Your objective: Check each line of the entries below for the string "Revenue"; copy every line where it appears.

Provided records:

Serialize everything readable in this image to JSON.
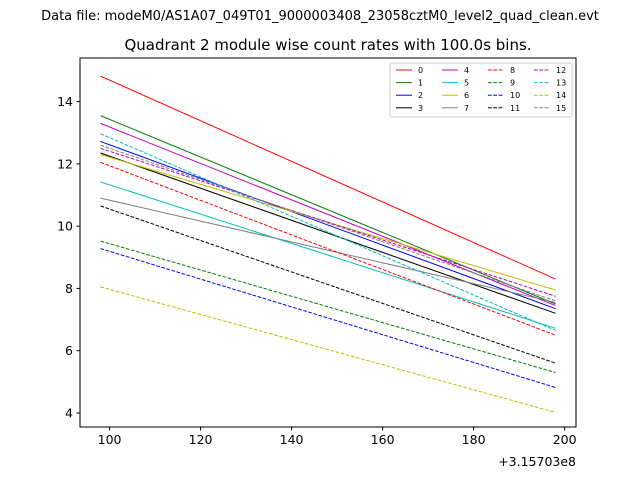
{
  "suptitle": "Data file: modeM0/AS1A07_049T01_9000003408_23058cztM0_level2_quad_clean.evt",
  "chart_data": {
    "type": "line",
    "title": "Quadrant 2 module wise count rates with 100.0s bins.",
    "xlabel": "",
    "ylabel": "",
    "x_offset_label": "+3.15703e8",
    "xlim": [
      93.5,
      202.5
    ],
    "ylim": [
      3.55,
      15.4
    ],
    "x_ticks": [
      100,
      120,
      140,
      160,
      180,
      200
    ],
    "y_ticks": [
      4,
      6,
      8,
      10,
      12,
      14
    ],
    "legend_position": "upper right",
    "series": [
      {
        "name": "0",
        "color": "#ff0000",
        "dash": "solid",
        "x": [
          98,
          198
        ],
        "values": [
          14.82,
          8.3
        ]
      },
      {
        "name": "1",
        "color": "#008000",
        "dash": "solid",
        "x": [
          98,
          198
        ],
        "values": [
          13.55,
          7.5
        ]
      },
      {
        "name": "2",
        "color": "#0000ff",
        "dash": "solid",
        "x": [
          98,
          198
        ],
        "values": [
          12.72,
          7.35
        ]
      },
      {
        "name": "3",
        "color": "#000000",
        "dash": "solid",
        "x": [
          98,
          198
        ],
        "values": [
          12.35,
          7.2
        ]
      },
      {
        "name": "4",
        "color": "#bf00bf",
        "dash": "solid",
        "x": [
          98,
          198
        ],
        "values": [
          13.3,
          7.45
        ]
      },
      {
        "name": "5",
        "color": "#00bfbf",
        "dash": "solid",
        "x": [
          98,
          198
        ],
        "values": [
          11.42,
          6.72
        ]
      },
      {
        "name": "6",
        "color": "#bfbf00",
        "dash": "solid",
        "x": [
          98,
          198
        ],
        "values": [
          12.3,
          7.95
        ]
      },
      {
        "name": "7",
        "color": "#808080",
        "dash": "solid",
        "x": [
          98,
          198
        ],
        "values": [
          10.9,
          7.55
        ]
      },
      {
        "name": "8",
        "color": "#ff0000",
        "dash": "dashed",
        "x": [
          98,
          198
        ],
        "values": [
          12.05,
          6.5
        ]
      },
      {
        "name": "9",
        "color": "#008000",
        "dash": "dashed",
        "x": [
          98,
          198
        ],
        "values": [
          9.52,
          5.3
        ]
      },
      {
        "name": "10",
        "color": "#0000ff",
        "dash": "dashed",
        "x": [
          98,
          198
        ],
        "values": [
          9.28,
          4.82
        ]
      },
      {
        "name": "11",
        "color": "#000000",
        "dash": "dashed",
        "x": [
          98,
          198
        ],
        "values": [
          10.65,
          5.6
        ]
      },
      {
        "name": "12",
        "color": "#bf00bf",
        "dash": "dashed",
        "x": [
          98,
          198
        ],
        "values": [
          12.5,
          7.75
        ]
      },
      {
        "name": "13",
        "color": "#00bfbf",
        "dash": "dashed",
        "x": [
          98,
          198
        ],
        "values": [
          12.97,
          6.65
        ]
      },
      {
        "name": "14",
        "color": "#bfbf00",
        "dash": "dashed",
        "x": [
          98,
          198
        ],
        "values": [
          8.05,
          4.02
        ]
      },
      {
        "name": "15",
        "color": "#808080",
        "dash": "dashed",
        "x": [
          98,
          198
        ],
        "values": [
          12.6,
          7.6
        ]
      }
    ]
  }
}
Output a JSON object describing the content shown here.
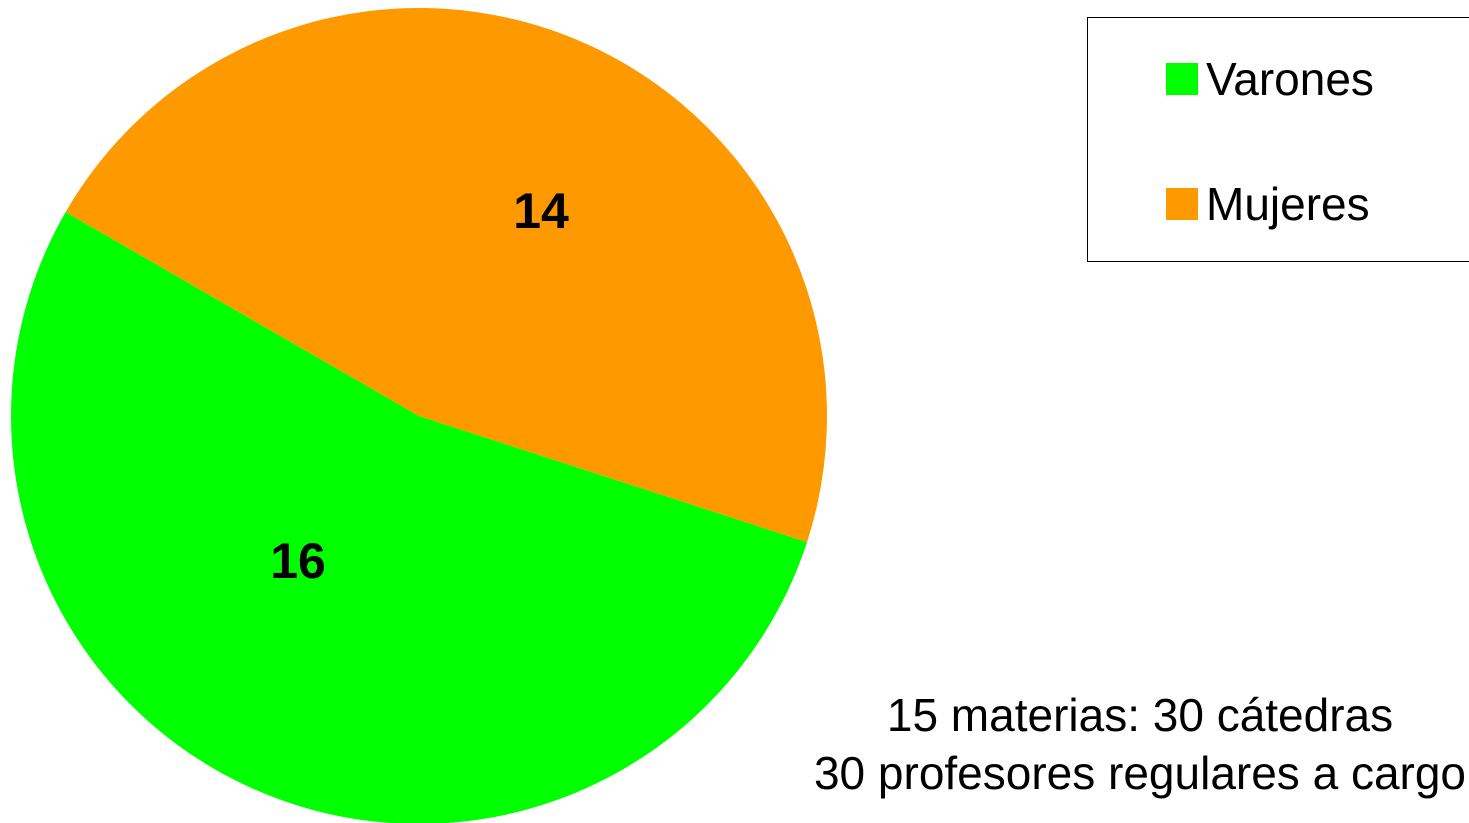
{
  "chart_data": {
    "type": "pie",
    "slices": [
      {
        "name": "Varones",
        "value": 16,
        "label": "16",
        "color": "#00FF00"
      },
      {
        "name": "Mujeres",
        "value": 14,
        "label": "14",
        "color": "#FF9900"
      }
    ],
    "legend": {
      "placement": "top-right",
      "entries": [
        "Varones",
        "Mujeres"
      ]
    },
    "annotations": [
      "15 materias: 30 cátedras",
      "30 profesores regulares a cargo"
    ]
  }
}
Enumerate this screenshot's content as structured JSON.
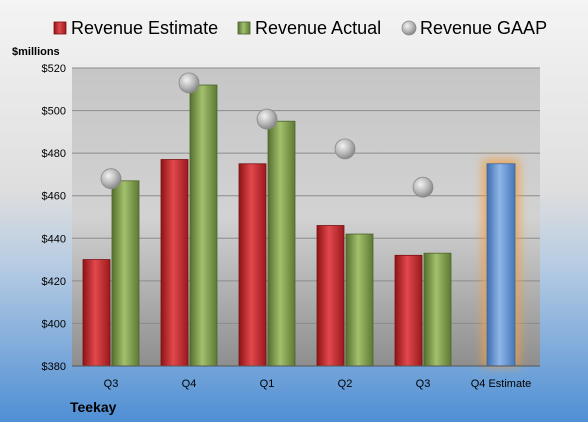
{
  "chart_data": {
    "type": "bar",
    "title": "",
    "company": "Teekay",
    "ylabel": "$millions",
    "xlabel": "",
    "ylim": [
      380,
      520
    ],
    "yticks": [
      380,
      400,
      420,
      440,
      460,
      480,
      500,
      520
    ],
    "ytick_labels": [
      "$380",
      "$400",
      "$420",
      "$440",
      "$460",
      "$480",
      "$500",
      "$520"
    ],
    "grid": true,
    "legend_position": "top",
    "categories": [
      "Q3",
      "Q4",
      "Q1",
      "Q2",
      "Q3",
      "Q4 Estimate"
    ],
    "series": [
      {
        "name": "Revenue Estimate",
        "kind": "bar",
        "color": "#c8282d",
        "values": [
          430,
          477,
          475,
          446,
          432,
          null
        ]
      },
      {
        "name": "Revenue Actual",
        "kind": "bar",
        "color": "#80a050",
        "values": [
          467,
          512,
          495,
          442,
          433,
          null
        ]
      },
      {
        "name": "Revenue GAAP",
        "kind": "marker",
        "color": "#b0b0b0",
        "values": [
          468,
          513,
          496,
          482,
          464,
          null
        ]
      }
    ],
    "forecast": {
      "category_index": 5,
      "value": 475,
      "color": "#6a9ad8",
      "glow_color": "#f0a040"
    }
  }
}
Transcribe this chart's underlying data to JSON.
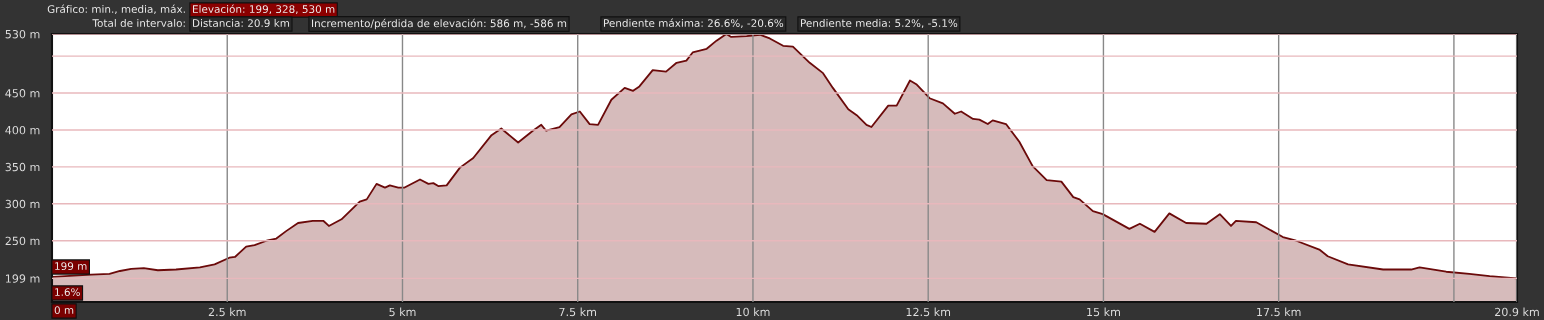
{
  "chart_data": {
    "type": "area",
    "annotations": [
      "Gráfico: min., media, máx.",
      "Elevación: 199, 328, 530 m",
      "Total de intervalo:",
      "Distancia: 20.9 km",
      "Incremento/pérdida de elevación: 586 m, -586 m",
      "Pendiente máxima: 26.6%, -20.6%",
      "Pendiente media: 5.2%, -5.1%",
      "199 m",
      "1.6%",
      "0 m"
    ],
    "series": [
      {
        "color": "#6b0a0a",
        "x": [
          0,
          0.56,
          0.82,
          0.97,
          1.13,
          1.31,
          1.51,
          1.77,
          2.11,
          2.32,
          2.53,
          2.61,
          2.77,
          2.89,
          3.06,
          3.2,
          3.34,
          3.51,
          3.72,
          3.87,
          3.95,
          4.13,
          4.39,
          4.49,
          4.63,
          4.75,
          4.82,
          4.94,
          5.03,
          5.25,
          5.37,
          5.44,
          5.51,
          5.63,
          5.82,
          6.01,
          6.27,
          6.41,
          6.46,
          6.65,
          6.86,
          6.98,
          7.05,
          7.24,
          7.41,
          7.53,
          7.67,
          7.79,
          7.98,
          8.17,
          8.29,
          8.38,
          8.57,
          8.76,
          8.91,
          9.05,
          9.14,
          9.34,
          9.48,
          9.62,
          9.69,
          9.91,
          10.1,
          10.24,
          10.43,
          10.57,
          10.81,
          11.0,
          11.14,
          11.36,
          11.48,
          11.62,
          11.69,
          11.93,
          12.05,
          12.24,
          12.33,
          12.52,
          12.71,
          12.88,
          12.97,
          13.14,
          13.23,
          13.35,
          13.42,
          13.61,
          13.8,
          13.99,
          14.19,
          14.4,
          14.57,
          14.66,
          14.85,
          14.99,
          15.37,
          15.52,
          15.73,
          15.94,
          16.18,
          16.47,
          16.66,
          16.82,
          16.89,
          17.18,
          17.56,
          17.75,
          18.08,
          18.2,
          18.49,
          18.99,
          19.39,
          19.51,
          19.89,
          20.22,
          20.51,
          20.9
        ],
        "values": [
          201,
          204,
          205,
          209,
          212,
          213,
          210,
          211,
          214,
          218,
          227,
          228,
          242,
          244,
          250,
          253,
          263,
          274,
          277,
          277,
          270,
          279,
          303,
          306,
          327,
          322,
          325,
          322,
          322,
          333,
          327,
          328,
          324,
          325,
          349,
          362,
          393,
          402,
          398,
          383,
          399,
          407,
          399,
          404,
          421,
          425,
          408,
          407,
          441,
          457,
          453,
          459,
          481,
          479,
          491,
          494,
          505,
          510,
          521,
          530,
          526,
          527,
          529,
          524,
          514,
          513,
          491,
          477,
          457,
          428,
          420,
          407,
          404,
          433,
          433,
          467,
          462,
          443,
          436,
          422,
          425,
          415,
          414,
          408,
          413,
          408,
          384,
          351,
          332,
          330,
          309,
          306,
          290,
          286,
          266,
          273,
          262,
          287,
          274,
          273,
          286,
          270,
          277,
          275,
          255,
          250,
          238,
          229,
          218,
          211,
          211,
          214,
          208,
          205,
          202,
          199
        ]
      }
    ],
    "xlim": [
      0,
      20.9
    ],
    "xticks": [
      {
        "value": 2.5,
        "label": "2.5 km"
      },
      {
        "value": 5,
        "label": "5 km"
      },
      {
        "value": 7.5,
        "label": "7.5 km"
      },
      {
        "value": 10,
        "label": "10 km"
      },
      {
        "value": 12.5,
        "label": "12.5 km"
      },
      {
        "value": 15,
        "label": "15 km"
      },
      {
        "value": 17.5,
        "label": "17.5 km"
      },
      {
        "value": 20,
        "label": null
      },
      {
        "value": 20.9,
        "label": "20.9 km"
      }
    ],
    "ylim": [
      167,
      530
    ],
    "yticks": [
      {
        "value": 199,
        "label": "199 m"
      },
      {
        "value": 250,
        "label": "250 m"
      },
      {
        "value": 300,
        "label": "300 m"
      },
      {
        "value": 350,
        "label": "350 m"
      },
      {
        "value": 400,
        "label": "400 m"
      },
      {
        "value": 450,
        "label": "450 m"
      },
      {
        "value": 500,
        "label": null
      },
      {
        "value": 530,
        "label": "530 m"
      }
    ],
    "grid": true
  }
}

Exercise answer:
        "name": "Revenue Estimate",
        "name": "Revenue Actual",
        "name": "Revenue GAAP",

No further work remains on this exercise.